Copy the records word for word, from their first line through the line containing "spectrum-label: TpPa-COF <box>120", with both ends included.

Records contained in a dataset
-------------------------
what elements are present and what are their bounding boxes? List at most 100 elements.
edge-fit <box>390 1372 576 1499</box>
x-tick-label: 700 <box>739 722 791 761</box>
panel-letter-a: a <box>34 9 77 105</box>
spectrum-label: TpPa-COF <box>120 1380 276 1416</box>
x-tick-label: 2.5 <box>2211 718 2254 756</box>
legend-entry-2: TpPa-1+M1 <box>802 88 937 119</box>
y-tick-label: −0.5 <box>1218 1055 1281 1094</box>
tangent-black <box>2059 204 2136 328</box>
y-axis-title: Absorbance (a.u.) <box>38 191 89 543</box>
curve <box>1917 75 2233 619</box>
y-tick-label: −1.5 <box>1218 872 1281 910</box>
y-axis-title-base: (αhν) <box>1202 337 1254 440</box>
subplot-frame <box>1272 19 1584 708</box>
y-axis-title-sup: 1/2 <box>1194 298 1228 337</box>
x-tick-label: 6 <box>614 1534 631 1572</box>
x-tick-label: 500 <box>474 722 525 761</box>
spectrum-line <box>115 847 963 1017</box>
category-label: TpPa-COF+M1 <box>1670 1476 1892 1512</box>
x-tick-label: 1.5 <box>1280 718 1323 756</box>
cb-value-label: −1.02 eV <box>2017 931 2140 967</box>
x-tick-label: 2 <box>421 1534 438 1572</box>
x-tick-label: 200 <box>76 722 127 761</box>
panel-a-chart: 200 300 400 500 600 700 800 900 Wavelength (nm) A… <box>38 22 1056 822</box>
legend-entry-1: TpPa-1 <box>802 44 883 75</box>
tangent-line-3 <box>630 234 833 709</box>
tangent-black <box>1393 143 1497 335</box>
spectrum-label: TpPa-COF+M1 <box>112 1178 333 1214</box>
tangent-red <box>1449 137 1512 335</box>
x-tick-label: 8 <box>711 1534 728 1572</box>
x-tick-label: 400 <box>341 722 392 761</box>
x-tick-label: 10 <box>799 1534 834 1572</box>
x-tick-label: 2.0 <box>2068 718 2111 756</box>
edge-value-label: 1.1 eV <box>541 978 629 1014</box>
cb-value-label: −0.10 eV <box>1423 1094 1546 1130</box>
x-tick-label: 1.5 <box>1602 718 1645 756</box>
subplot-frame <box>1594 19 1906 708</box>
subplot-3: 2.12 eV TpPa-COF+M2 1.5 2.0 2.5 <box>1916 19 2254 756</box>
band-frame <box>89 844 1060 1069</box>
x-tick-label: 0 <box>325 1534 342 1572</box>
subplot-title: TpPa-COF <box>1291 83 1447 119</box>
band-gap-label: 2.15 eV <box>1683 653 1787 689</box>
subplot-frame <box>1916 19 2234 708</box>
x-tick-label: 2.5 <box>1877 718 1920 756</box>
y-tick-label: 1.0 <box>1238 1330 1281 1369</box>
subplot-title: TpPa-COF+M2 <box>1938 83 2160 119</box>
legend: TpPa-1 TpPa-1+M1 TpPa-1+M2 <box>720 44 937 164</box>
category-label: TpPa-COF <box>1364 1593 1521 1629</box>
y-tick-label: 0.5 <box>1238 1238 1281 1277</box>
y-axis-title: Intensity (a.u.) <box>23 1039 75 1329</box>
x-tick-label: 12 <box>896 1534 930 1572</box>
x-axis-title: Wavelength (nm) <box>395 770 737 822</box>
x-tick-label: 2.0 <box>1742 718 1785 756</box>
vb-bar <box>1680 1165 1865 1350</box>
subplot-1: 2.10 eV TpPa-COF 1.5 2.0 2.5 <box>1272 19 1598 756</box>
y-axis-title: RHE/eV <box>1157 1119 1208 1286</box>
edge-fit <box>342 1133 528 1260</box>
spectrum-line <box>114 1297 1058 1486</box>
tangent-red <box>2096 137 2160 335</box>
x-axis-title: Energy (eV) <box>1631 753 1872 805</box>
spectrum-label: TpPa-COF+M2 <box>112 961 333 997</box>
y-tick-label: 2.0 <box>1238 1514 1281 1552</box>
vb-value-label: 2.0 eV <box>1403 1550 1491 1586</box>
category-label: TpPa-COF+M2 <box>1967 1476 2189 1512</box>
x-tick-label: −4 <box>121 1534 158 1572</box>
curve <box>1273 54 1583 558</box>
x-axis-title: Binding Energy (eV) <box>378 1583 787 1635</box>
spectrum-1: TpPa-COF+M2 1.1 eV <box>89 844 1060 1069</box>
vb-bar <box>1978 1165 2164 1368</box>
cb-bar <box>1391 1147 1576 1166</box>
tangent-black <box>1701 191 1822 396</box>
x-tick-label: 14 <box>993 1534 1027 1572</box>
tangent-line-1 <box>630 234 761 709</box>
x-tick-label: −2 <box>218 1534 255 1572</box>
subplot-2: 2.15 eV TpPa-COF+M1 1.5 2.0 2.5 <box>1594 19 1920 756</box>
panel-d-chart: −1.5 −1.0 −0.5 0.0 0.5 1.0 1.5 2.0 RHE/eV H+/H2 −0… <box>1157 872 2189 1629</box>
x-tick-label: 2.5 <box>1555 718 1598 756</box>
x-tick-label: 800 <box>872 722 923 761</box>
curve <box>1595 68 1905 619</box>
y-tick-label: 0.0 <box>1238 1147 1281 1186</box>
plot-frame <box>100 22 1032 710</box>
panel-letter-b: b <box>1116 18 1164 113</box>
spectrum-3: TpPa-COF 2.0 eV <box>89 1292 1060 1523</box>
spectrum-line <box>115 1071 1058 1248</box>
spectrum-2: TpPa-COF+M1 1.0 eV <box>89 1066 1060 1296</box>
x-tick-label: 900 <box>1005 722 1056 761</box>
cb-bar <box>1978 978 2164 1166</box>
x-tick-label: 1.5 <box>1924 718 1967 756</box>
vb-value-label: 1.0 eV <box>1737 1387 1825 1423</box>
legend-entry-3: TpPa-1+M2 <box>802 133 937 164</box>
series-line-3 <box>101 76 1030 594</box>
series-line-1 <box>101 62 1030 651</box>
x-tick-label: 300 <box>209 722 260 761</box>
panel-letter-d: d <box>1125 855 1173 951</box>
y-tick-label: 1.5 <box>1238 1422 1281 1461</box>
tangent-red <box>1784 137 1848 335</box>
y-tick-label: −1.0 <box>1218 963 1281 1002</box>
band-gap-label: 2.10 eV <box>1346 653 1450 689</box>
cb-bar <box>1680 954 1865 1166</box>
-------------------------
* [Result]
what elements are present and what are their bounding boxes? List at most 100 elements.
edge-fit <box>390 1372 576 1499</box>
x-tick-label: 700 <box>739 722 791 761</box>
panel-letter-a: a <box>34 9 77 105</box>
spectrum-label: TpPa-COF <box>120 1380 276 1416</box>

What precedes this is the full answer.